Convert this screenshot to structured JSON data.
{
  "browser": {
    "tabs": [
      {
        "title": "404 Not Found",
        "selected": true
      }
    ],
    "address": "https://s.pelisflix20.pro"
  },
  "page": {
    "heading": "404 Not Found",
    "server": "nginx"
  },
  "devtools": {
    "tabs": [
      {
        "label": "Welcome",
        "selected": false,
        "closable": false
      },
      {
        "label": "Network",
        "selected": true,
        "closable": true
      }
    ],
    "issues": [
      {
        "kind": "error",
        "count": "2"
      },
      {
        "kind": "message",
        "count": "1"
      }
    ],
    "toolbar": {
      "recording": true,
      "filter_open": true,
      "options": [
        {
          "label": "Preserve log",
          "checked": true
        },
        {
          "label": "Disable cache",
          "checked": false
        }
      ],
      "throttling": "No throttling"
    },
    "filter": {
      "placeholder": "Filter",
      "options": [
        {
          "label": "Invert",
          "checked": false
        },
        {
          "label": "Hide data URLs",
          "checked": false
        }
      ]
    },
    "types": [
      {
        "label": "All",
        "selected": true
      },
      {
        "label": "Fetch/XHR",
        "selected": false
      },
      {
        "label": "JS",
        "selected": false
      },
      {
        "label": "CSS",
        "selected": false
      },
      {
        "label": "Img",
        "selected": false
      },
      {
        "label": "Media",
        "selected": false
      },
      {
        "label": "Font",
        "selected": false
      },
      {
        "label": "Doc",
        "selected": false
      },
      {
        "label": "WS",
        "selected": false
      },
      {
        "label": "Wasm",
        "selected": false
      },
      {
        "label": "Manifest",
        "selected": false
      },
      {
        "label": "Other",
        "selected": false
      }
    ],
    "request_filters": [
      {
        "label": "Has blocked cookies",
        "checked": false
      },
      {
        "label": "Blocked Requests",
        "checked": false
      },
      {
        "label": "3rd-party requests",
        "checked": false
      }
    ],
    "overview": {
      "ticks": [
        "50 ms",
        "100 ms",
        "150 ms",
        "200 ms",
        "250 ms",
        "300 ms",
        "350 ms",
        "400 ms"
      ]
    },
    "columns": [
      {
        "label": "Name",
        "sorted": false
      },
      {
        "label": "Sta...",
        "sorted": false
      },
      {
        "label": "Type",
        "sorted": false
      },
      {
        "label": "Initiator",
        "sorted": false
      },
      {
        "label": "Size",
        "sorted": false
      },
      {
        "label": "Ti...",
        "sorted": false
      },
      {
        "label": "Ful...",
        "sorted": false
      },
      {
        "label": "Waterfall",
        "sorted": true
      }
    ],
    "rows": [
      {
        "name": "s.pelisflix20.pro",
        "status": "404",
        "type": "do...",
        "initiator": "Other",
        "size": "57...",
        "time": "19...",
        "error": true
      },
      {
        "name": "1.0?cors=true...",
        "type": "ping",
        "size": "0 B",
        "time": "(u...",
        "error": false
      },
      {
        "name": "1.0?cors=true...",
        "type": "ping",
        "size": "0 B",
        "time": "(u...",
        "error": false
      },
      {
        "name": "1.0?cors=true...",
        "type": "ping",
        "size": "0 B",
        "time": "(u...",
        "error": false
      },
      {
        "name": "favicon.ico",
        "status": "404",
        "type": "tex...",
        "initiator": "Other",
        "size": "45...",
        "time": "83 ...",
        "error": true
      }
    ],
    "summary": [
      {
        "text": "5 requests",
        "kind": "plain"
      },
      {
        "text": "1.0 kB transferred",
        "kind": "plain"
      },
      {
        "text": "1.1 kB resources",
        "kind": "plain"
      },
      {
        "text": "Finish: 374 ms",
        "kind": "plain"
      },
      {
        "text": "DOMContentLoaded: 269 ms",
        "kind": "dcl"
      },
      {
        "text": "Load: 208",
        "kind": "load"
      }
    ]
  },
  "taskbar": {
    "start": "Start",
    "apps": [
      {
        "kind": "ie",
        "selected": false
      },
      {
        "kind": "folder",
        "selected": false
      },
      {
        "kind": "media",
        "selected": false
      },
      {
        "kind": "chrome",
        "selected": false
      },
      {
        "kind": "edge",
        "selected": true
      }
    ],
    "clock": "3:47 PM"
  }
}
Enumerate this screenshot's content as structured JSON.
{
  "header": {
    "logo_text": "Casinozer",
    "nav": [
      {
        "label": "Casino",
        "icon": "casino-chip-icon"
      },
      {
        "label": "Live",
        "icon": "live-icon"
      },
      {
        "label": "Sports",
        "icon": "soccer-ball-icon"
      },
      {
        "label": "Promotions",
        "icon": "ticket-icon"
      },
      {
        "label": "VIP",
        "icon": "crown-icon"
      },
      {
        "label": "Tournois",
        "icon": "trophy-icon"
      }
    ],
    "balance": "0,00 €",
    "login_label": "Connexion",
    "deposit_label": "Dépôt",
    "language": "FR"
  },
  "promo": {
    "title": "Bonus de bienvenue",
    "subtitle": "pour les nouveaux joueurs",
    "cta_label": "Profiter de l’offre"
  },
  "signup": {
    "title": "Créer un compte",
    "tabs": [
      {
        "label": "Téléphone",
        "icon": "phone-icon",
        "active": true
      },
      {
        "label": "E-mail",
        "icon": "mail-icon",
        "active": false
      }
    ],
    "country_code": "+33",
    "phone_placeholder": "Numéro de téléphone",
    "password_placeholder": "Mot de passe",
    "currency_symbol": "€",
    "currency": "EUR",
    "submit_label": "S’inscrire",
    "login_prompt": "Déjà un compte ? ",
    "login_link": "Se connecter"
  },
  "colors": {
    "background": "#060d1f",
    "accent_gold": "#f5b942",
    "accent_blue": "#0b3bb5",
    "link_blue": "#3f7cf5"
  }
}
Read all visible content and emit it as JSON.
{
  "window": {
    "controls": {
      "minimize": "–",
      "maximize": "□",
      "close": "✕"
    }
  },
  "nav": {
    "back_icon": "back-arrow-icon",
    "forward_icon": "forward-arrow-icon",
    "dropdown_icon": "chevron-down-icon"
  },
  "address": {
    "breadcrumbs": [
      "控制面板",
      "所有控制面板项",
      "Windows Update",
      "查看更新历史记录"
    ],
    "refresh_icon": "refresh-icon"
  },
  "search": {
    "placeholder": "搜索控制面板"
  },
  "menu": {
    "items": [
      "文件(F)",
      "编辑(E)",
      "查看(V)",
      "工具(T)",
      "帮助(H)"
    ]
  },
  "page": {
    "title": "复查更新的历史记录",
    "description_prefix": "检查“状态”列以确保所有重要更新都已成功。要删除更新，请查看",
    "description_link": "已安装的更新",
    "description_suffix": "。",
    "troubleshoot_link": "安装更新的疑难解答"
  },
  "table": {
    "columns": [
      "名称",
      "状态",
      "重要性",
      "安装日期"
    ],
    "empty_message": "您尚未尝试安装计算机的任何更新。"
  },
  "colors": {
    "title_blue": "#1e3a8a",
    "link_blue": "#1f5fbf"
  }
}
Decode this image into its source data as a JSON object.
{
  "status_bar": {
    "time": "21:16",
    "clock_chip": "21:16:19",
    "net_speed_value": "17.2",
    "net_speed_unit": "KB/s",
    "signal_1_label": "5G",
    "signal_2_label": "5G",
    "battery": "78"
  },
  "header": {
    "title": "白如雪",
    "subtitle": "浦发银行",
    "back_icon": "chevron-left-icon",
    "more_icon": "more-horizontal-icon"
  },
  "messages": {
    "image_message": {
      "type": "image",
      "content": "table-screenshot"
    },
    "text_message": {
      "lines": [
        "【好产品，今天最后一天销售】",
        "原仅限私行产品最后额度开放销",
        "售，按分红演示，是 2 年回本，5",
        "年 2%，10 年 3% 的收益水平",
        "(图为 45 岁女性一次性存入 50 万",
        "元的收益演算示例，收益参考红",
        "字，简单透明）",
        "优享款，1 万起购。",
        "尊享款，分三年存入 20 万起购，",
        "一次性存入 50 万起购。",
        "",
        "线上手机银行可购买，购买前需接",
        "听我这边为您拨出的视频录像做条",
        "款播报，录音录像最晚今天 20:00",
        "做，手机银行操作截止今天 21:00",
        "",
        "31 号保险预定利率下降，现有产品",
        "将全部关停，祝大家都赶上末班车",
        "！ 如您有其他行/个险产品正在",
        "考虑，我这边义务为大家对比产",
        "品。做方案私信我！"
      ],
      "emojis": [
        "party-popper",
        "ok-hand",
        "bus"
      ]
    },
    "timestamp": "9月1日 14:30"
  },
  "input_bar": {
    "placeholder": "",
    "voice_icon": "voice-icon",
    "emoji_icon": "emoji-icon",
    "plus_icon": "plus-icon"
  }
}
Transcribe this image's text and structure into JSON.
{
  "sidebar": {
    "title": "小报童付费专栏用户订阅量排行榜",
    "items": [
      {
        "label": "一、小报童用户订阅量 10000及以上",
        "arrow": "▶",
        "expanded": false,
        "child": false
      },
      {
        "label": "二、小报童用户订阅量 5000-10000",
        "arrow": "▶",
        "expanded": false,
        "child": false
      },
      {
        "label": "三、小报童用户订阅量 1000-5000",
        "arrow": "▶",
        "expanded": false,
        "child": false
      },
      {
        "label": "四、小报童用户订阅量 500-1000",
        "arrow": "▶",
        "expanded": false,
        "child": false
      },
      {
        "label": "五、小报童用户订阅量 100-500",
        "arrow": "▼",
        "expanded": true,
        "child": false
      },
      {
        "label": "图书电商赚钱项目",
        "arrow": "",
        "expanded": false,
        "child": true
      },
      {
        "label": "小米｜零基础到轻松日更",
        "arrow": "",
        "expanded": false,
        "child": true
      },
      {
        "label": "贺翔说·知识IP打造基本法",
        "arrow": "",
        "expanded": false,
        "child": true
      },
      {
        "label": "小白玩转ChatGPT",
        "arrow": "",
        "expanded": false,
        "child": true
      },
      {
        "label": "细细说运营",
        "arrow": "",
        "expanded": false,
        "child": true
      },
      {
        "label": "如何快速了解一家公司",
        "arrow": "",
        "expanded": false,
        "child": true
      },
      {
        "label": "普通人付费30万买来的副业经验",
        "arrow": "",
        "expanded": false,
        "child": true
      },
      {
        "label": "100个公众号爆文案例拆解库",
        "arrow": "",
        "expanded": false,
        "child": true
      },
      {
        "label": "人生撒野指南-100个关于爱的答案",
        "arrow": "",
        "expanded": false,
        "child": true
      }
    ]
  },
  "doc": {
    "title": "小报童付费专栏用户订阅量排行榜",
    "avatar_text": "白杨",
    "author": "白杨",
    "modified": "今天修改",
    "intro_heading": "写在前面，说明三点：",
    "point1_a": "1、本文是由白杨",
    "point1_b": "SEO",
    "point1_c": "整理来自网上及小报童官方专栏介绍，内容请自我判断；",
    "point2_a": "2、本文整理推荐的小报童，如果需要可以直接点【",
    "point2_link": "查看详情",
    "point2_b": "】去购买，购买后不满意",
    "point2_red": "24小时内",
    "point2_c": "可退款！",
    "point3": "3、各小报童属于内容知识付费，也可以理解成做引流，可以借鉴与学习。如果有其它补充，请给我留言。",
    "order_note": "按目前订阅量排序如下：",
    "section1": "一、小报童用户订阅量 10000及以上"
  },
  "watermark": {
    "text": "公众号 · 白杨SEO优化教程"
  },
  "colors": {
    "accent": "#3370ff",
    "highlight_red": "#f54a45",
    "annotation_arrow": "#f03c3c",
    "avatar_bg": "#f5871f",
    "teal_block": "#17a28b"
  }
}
------------------------------------
◆ Task directions ◆
Out of the material above, gather each line where "data" appears.

◆ Worked solution ◆
Convert this screenshot to structured JSON data.
          "label": "Hide data URLs",
Decode this image into its source data as a JSON object.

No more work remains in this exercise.